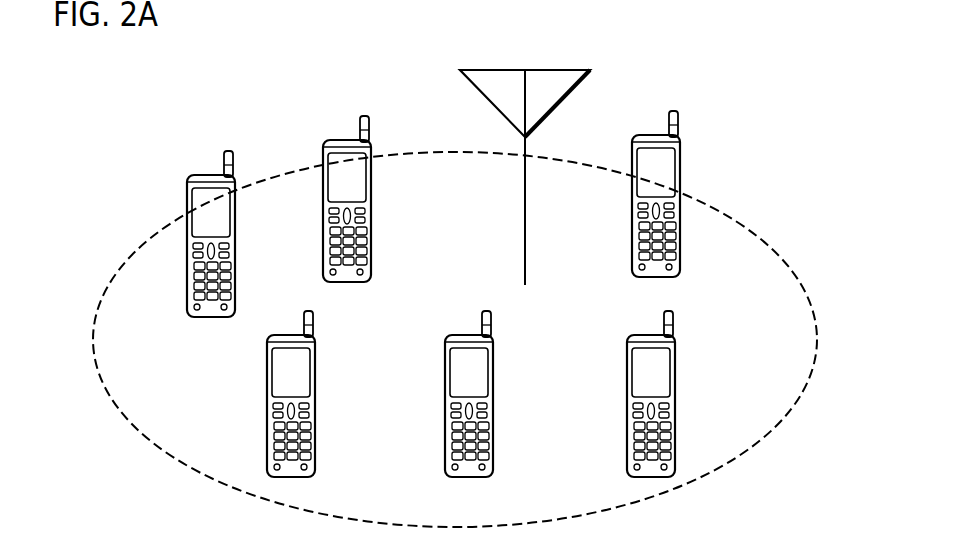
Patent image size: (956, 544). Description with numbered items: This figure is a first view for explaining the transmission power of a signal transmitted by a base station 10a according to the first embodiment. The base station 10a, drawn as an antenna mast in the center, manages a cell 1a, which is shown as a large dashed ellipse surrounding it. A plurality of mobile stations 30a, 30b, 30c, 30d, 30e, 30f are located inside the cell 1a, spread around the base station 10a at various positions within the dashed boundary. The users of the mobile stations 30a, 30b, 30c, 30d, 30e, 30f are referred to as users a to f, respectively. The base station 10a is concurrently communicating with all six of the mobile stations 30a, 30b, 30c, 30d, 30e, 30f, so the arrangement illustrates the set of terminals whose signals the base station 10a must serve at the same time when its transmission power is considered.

The cell 1a is at (462, 339).
The base station 10a is at (516, 177).
The mobile station 30a is at (310, 180).
The mobile station 30b is at (167, 216).
The mobile station 30c is at (249, 394).
The mobile station 30d is at (506, 394).
The mobile station 30e is at (688, 393).
The mobile station 30f is at (702, 192).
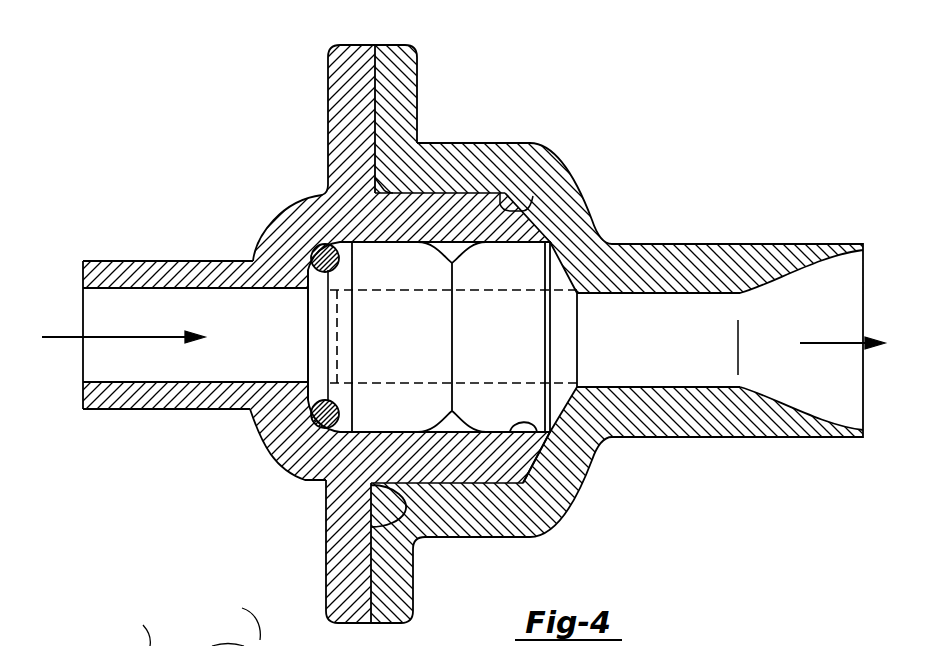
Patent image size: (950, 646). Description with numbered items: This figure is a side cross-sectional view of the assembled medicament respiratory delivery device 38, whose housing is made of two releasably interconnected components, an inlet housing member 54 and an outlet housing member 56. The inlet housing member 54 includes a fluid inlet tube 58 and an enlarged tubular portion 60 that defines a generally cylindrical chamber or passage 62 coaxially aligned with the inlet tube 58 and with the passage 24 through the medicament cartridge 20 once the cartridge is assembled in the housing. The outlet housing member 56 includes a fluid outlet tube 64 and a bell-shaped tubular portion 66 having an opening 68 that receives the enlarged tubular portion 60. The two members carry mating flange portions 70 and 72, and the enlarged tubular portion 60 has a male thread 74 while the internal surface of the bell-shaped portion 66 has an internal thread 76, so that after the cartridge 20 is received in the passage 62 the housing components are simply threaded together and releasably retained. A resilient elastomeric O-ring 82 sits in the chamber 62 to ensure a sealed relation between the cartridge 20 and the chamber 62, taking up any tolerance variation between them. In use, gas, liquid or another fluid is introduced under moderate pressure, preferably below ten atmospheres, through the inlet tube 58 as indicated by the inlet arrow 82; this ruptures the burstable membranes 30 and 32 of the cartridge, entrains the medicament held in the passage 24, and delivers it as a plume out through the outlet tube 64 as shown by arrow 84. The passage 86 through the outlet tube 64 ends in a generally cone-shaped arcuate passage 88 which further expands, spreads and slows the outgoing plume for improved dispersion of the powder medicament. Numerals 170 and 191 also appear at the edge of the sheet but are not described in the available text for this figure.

The medicament cartridge 20 is at (512, 333).
The passage 24 is at (372, 292).
The burstable membrane 30 is at (333, 302).
The burstable membrane 32 is at (578, 366).
The medicament respiratory delivery device 38 is at (579, 104).
The inlet housing member 54 is at (268, 188).
The outlet housing member 56 is at (616, 212).
The fluid inlet tube 58 is at (216, 410).
The enlarged tubular portion 60 is at (440, 537).
The cylindrical chamber or passage 62 is at (573, 478).
The fluid outlet tube 64 is at (760, 243).
The bell-shaped tubular portion 66 is at (450, 148).
The opening 68 is at (512, 207).
The flange portion 70 is at (348, 50).
The flange portion 72 is at (394, 50).
The male thread 74 is at (405, 514).
The internal thread 76 is at (410, 190).
The O-ring 82 is at (67, 330).
The arrow 84 is at (847, 345).
The passage 86 is at (717, 373).
The cone-shaped arcuate passage 88 is at (833, 405).
The element of adjacent figure 170 is at (234, 617).
The element of adjacent figure 191 is at (133, 626).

§

◆ Soal ◆
Format seluruh materi di atas sebagai CSV dua kolom bernama masukan dan keluaran, dengan satu baris untuk setiap deskripsi beserta jawabannya, masing-masing sebagai satu nilai dalam tanda kutip dan jeda barisnya diganti spasi. Jangan sertakan gambar dalam jawaban.

◆ Jawaban Latihan ◆
masukan,keluaran
"Patent image size: (956, 544). Description with numbered items: This figure is a first view for explaining the transmission power of a signal transmitted by a base station 10a according to the first embodiment. The base station 10a, drawn as an antenna mast in the center, manages a cell 1a, which is shown as a large dashed ellipse surrounding it. A plurality of mobile stations 30a, 30b, 30c, 30d, 30e, 30f are located inside the cell 1a, spread around the base station 10a at various positions within the dashed boundary. The users of the mobile stations 30a, 30b, 30c, 30d, 30e, 30f are referred to as users a to f, respectively. The base station 10a is concurrently communicating with all six of the mobile stations 30a, 30b, 30c, 30d, 30e, 30f, so the arrangement illustrates the set of terminals whose signals the base station 10a must serve at the same time when its transmission power is considered.","The cell 1a is at (462, 339). The base station 10a is at (516, 177). The mobile station 30a is at (310, 180). The mobile station 30b is at (167, 216). The mobile station 30c is at (249, 394). The mobile station 30d is at (506, 394). The mobile station 30e is at (688, 393). The mobile station 30f is at (702, 192)."
"Patent image size: (950, 646). Description with numbered items: This figure is a side cross-sectional view of the assembled medicament respiratory delivery device 38, whose housing is made of two releasably interconnected components, an inlet housing member 54 and an outlet housing member 56. The inlet housing member 54 includes a fluid inlet tube 58 and an enlarged tubular portion 60 that defines a generally cylindrical chamber or passage 62 coaxially aligned with the inlet tube 58 and with the passage 24 through the medicament cartridge 20 once the cartridge is assembled in the housing. The outlet housing member 56 includes a fluid outlet tube 64 and a bell-shaped tubular portion 66 having an opening 68 that receives the enlarged tubular portion 60. The two members carry mating flange portions 70 and 72, and the enlarged tubular portion 60 has a male thread 74 while the internal surface of the bell-shaped portion 66 has an internal thread 76, so that after the cartridge 20 is received in the passage 62 the housing components are simply threaded together and releasably retained. A resilient elastomeric O-ring 82 sits in the chamber 62 to ensure a sealed relation between the cartridge 20 and the chamber 62, taking up any tolerance variation between them. In use, gas, liquid or another fluid is introduced under moderate pressure, preferably below ten atmospheres, through the inlet tube 58 as indicated by the inlet arrow 82; this ruptures the burstable membranes 30 and 32 of the cartridge, entrains the medicament held in the passage 24, and delivers it as a plume out through the outlet tube 64 as shown by arrow 84. The passage 86 through the outlet tube 64 ends in a generally cone-shaped arcuate passage 88 which further expands, spreads and slows the outgoing plume for improved dispersion of the powder medicament. Numerals 170 and 191 also appear at the edge of the sheet but are not described in the available text for this figure.","The medicament cartridge 20 is at (512, 333). The passage 24 is at (372, 292). The burstable membrane 30 is at (333, 302). The burstable membrane 32 is at (578, 366). The medicament respiratory delivery device 38 is at (579, 104). The inlet housing member 54 is at (268, 188). The outlet housing member 56 is at (616, 212). The fluid inlet tube 58 is at (216, 410). The enlarged tubular portion 60 is at (440, 537). The cylindrical chamber or passage 62 is at (573, 478). The fluid outlet tube 64 is at (760, 243). The bell-shaped tubular portion 66 is at (450, 148). The opening 68 is at (512, 207). The flange portion 70 is at (348, 50). The flange portion 72 is at (394, 50). The male thread 74 is at (405, 514). The internal thread 76 is at (410, 190). The O-ring 82 is at (67, 330). The arrow 84 is at (847, 345). The passage 86 is at (717, 373). The cone-shaped arcuate passage 88 is at (833, 405). The element of adjacent figure 170 is at (234, 617). The element of adjacent figure 191 is at (133, 626)."